____ Given records

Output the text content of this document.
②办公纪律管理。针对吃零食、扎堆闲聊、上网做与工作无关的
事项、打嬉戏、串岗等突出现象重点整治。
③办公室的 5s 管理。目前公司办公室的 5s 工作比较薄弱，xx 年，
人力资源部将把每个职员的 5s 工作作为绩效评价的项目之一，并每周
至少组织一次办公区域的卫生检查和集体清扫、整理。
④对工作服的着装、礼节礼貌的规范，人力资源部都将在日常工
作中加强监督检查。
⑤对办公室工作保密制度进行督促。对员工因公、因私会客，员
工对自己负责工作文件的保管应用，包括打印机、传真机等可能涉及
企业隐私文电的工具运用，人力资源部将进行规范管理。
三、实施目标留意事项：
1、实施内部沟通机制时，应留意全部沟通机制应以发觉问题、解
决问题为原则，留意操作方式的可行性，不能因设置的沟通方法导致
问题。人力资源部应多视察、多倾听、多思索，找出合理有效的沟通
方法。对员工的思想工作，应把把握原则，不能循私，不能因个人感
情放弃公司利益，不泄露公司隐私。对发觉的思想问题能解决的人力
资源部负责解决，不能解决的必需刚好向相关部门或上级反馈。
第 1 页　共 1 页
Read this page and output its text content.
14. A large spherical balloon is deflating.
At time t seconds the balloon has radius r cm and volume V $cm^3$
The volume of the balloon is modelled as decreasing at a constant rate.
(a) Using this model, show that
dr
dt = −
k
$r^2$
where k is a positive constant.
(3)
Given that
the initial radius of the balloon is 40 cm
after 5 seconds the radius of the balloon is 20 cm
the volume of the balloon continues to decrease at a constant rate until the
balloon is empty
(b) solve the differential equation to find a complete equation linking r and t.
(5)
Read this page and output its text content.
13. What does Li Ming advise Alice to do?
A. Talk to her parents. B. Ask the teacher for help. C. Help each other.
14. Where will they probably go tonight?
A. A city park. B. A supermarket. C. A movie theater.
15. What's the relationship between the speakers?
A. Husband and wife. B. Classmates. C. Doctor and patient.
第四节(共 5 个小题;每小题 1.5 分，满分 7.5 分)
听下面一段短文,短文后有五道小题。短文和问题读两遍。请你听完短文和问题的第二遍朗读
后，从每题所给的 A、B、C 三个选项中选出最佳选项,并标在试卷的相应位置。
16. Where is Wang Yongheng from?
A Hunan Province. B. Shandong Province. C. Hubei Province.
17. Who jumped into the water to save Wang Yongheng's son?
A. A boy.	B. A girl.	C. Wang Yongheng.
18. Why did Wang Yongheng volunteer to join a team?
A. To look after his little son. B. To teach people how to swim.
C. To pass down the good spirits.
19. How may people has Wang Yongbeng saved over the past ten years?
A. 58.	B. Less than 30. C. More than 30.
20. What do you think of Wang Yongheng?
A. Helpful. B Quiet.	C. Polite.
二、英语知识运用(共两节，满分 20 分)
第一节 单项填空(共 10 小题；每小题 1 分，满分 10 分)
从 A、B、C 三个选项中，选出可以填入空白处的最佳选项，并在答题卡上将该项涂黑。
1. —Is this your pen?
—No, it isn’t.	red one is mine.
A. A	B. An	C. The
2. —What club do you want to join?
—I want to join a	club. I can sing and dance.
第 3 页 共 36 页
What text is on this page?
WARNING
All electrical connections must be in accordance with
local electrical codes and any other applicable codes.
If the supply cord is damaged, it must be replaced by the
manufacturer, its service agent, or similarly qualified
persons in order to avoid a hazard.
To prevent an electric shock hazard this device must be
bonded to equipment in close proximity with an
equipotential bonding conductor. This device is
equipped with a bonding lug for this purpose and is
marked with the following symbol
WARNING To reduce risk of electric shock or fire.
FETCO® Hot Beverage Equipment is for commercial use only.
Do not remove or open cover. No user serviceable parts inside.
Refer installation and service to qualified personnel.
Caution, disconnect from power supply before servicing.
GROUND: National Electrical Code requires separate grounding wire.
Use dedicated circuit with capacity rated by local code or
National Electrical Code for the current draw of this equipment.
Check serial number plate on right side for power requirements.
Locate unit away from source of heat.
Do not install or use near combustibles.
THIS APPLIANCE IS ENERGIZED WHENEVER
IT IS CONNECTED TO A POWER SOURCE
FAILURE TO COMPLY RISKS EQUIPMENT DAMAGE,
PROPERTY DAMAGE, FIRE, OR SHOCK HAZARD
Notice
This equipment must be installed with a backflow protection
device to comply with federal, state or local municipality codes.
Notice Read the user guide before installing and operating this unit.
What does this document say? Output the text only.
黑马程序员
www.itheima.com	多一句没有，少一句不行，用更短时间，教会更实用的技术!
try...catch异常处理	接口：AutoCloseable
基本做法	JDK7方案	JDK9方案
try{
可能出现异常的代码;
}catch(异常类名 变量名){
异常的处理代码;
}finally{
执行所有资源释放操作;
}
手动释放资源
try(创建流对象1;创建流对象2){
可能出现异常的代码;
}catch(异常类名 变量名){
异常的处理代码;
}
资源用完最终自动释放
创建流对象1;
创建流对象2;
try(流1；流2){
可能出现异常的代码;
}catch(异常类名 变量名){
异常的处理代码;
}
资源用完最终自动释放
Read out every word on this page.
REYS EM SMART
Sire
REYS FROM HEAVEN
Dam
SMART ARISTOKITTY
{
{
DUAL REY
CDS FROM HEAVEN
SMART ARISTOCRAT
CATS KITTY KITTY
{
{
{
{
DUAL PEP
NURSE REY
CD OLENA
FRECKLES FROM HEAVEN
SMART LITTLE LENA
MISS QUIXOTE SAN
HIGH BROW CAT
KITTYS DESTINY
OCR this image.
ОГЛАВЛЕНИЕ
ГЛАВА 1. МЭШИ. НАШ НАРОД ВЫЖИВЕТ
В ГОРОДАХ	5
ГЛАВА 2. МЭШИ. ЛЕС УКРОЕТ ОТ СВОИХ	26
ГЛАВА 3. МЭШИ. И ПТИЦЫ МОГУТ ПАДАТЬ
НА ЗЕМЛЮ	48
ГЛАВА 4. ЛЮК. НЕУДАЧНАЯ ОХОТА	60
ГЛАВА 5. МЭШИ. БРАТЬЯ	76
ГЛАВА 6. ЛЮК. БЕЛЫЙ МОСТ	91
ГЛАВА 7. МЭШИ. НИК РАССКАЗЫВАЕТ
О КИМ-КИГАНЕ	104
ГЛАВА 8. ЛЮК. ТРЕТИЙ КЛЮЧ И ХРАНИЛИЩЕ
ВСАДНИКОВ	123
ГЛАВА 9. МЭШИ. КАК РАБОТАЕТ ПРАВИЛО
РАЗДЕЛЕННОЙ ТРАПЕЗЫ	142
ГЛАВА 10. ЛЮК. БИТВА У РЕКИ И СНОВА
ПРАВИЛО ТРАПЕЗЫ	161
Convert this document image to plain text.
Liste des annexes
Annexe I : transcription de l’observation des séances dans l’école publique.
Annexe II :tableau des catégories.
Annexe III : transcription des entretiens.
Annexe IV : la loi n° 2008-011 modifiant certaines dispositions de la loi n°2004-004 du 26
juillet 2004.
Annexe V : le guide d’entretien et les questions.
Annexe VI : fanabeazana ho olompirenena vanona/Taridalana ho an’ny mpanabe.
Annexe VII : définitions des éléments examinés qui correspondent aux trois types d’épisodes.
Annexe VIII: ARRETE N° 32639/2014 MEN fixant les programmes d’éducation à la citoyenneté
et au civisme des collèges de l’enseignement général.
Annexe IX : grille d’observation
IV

________

* [Task instructions]:
Produce an exact copy of every entry above.

* [The answer]:
Output the text content of this document.
②办公纪律管理。针对吃零食、扎堆闲聊、上网做与工作无关的
事项、打嬉戏、串岗等突出现象重点整治。
③办公室的 5s 管理。目前公司办公室的 5s 工作比较薄弱，xx 年，
人力资源部将把每个职员的 5s 工作作为绩效评价的项目之一，并每周
至少组织一次办公区域的卫生检查和集体清扫、整理。
④对工作服的着装、礼节礼貌的规范，人力资源部都将在日常工
作中加强监督检查。
⑤对办公室工作保密制度进行督促。对员工因公、因私会客，员
工对自己负责工作文件的保管应用，包括打印机、传真机等可能涉及
企业隐私文电的工具运用，人力资源部将进行规范管理。
三、实施目标留意事项：
1、实施内部沟通机制时，应留意全部沟通机制应以发觉问题、解
决问题为原则，留意操作方式的可行性，不能因设置的沟通方法导致
问题。人力资源部应多视察、多倾听、多思索，找出合理有效的沟通
方法。对员工的思想工作，应把把握原则，不能循私，不能因个人感
情放弃公司利益，不泄露公司隐私。对发觉的思想问题能解决的人力
资源部负责解决，不能解决的必需刚好向相关部门或上级反馈。
第 1 页　共 1 页
Read this page and output its text content.
14. A large spherical balloon is deflating.
At time t seconds the balloon has radius r cm and volume V $cm^3$
The volume of the balloon is modelled as decreasing at a constant rate.
(a) Using this model, show that
dr
dt = −
k
$r^2$
where k is a positive constant.
(3)
Given that
the initial radius of the balloon is 40 cm
after 5 seconds the radius of the balloon is 20 cm
the volume of the balloon continues to decrease at a constant rate until the
balloon is empty
(b) solve the differential equation to find a complete equation linking r and t.
(5)
Read this page and output its text content.
13. What does Li Ming advise Alice to do?
A. Talk to her parents. B. Ask the teacher for help. C. Help each other.
14. Where will they probably go tonight?
A. A city park. B. A supermarket. C. A movie theater.
15. What's the relationship between the speakers?
A. Husband and wife. B. Classmates. C. Doctor and patient.
第四节(共 5 个小题;每小题 1.5 分，满分 7.5 分)
听下面一段短文,短文后有五道小题。短文和问题读两遍。请你听完短文和问题的第二遍朗读
后，从每题所给的 A、B、C 三个选项中选出最佳选项,并标在试卷的相应位置。
16. Where is Wang Yongheng from?
A Hunan Province. B. Shandong Province. C. Hubei Province.
17. Who jumped into the water to save Wang Yongheng's son?
A. A boy.	B. A girl.	C. Wang Yongheng.
18. Why did Wang Yongheng volunteer to join a team?
A. To look after his little son. B. To teach people how to swim.
C. To pass down the good spirits.
19. How may people has Wang Yongbeng saved over the past ten years?
A. 58.	B. Less than 30. C. More than 30.
20. What do you think of Wang Yongheng?
A. Helpful. B Quiet.	C. Polite.
二、英语知识运用(共两节，满分 20 分)
第一节 单项填空(共 10 小题；每小题 1 分，满分 10 分)
从 A、B、C 三个选项中，选出可以填入空白处的最佳选项，并在答题卡上将该项涂黑。
1. —Is this your pen?
—No, it isn’t.	red one is mine.
A. A	B. An	C. The
2. —What club do you want to join?
—I want to join a	club. I can sing and dance.
第 3 页 共 36 页
What text is on this page?
WARNING
All electrical connections must be in accordance with
local electrical codes and any other applicable codes.
If the supply cord is damaged, it must be replaced by the
manufacturer, its service agent, or similarly qualified
persons in order to avoid a hazard.
To prevent an electric shock hazard this device must be
bonded to equipment in close proximity with an
equipotential bonding conductor. This device is
equipped with a bonding lug for this purpose and is
marked with the following symbol
WARNING To reduce risk of electric shock or fire.
FETCO® Hot Beverage Equipment is for commercial use only.
Do not remove or open cover. No user serviceable parts inside.
Refer installation and service to qualified personnel.
Caution, disconnect from power supply before servicing.
GROUND: National Electrical Code requires separate grounding wire.
Use dedicated circuit with capacity rated by local code or
National Electrical Code for the current draw of this equipment.
Check serial number plate on right side for power requirements.
Locate unit away from source of heat.
Do not install or use near combustibles.
THIS APPLIANCE IS ENERGIZED WHENEVER
IT IS CONNECTED TO A POWER SOURCE
FAILURE TO COMPLY RISKS EQUIPMENT DAMAGE,
PROPERTY DAMAGE, FIRE, OR SHOCK HAZARD
Notice
This equipment must be installed with a backflow protection
device to comply with federal, state or local municipality codes.
Notice Read the user guide before installing and operating this unit.
What does this document say? Output the text only.
黑马程序员
www.itheima.com	多一句没有，少一句不行，用更短时间，教会更实用的技术!
try...catch异常处理	接口：AutoCloseable
基本做法	JDK7方案	JDK9方案
try{
可能出现异常的代码;
}catch(异常类名 变量名){
异常的处理代码;
}finally{
执行所有资源释放操作;
}
手动释放资源
try(创建流对象1;创建流对象2){
可能出现异常的代码;
}catch(异常类名 变量名){
异常的处理代码;
}
资源用完最终自动释放
创建流对象1;
创建流对象2;
try(流1；流2){
可能出现异常的代码;
}catch(异常类名 变量名){
异常的处理代码;
}
资源用完最终自动释放
Read out every word on this page.
REYS EM SMART
Sire
REYS FROM HEAVEN
Dam
SMART ARISTOKITTY
{
{
DUAL REY
CDS FROM HEAVEN
SMART ARISTOCRAT
CATS KITTY KITTY
{
{
{
{
DUAL PEP
NURSE REY
CD OLENA
FRECKLES FROM HEAVEN
SMART LITTLE LENA
MISS QUIXOTE SAN
HIGH BROW CAT
KITTYS DESTINY
OCR this image.
ОГЛАВЛЕНИЕ
ГЛАВА 1. МЭШИ. НАШ НАРОД ВЫЖИВЕТ
В ГОРОДАХ	5
ГЛАВА 2. МЭШИ. ЛЕС УКРОЕТ ОТ СВОИХ	26
ГЛАВА 3. МЭШИ. И ПТИЦЫ МОГУТ ПАДАТЬ
НА ЗЕМЛЮ	48
ГЛАВА 4. ЛЮК. НЕУДАЧНАЯ ОХОТА	60
ГЛАВА 5. МЭШИ. БРАТЬЯ	76
ГЛАВА 6. ЛЮК. БЕЛЫЙ МОСТ	91
ГЛАВА 7. МЭШИ. НИК РАССКАЗЫВАЕТ
О КИМ-КИГАНЕ	104
ГЛАВА 8. ЛЮК. ТРЕТИЙ КЛЮЧ И ХРАНИЛИЩЕ
ВСАДНИКОВ	123
ГЛАВА 9. МЭШИ. КАК РАБОТАЕТ ПРАВИЛО
РАЗДЕЛЕННОЙ ТРАПЕЗЫ	142
ГЛАВА 10. ЛЮК. БИТВА У РЕКИ И СНОВА
ПРАВИЛО ТРАПЕЗЫ	161
Convert this document image to plain text.
Liste des annexes
Annexe I : transcription de l’observation des séances dans l’école publique.
Annexe II :tableau des catégories.
Annexe III : transcription des entretiens.
Annexe IV : la loi n° 2008-011 modifiant certaines dispositions de la loi n°2004-004 du 26
juillet 2004.
Annexe V : le guide d’entretien et les questions.
Annexe VI : fanabeazana ho olompirenena vanona/Taridalana ho an’ny mpanabe.
Annexe VII : définitions des éléments examinés qui correspondent aux trois types d’épisodes.
Annexe VIII: ARRETE N° 32639/2014 MEN fixant les programmes d’éducation à la citoyenneté
et au civisme des collèges de l’enseignement général.
Annexe IX : grille d’observation
IV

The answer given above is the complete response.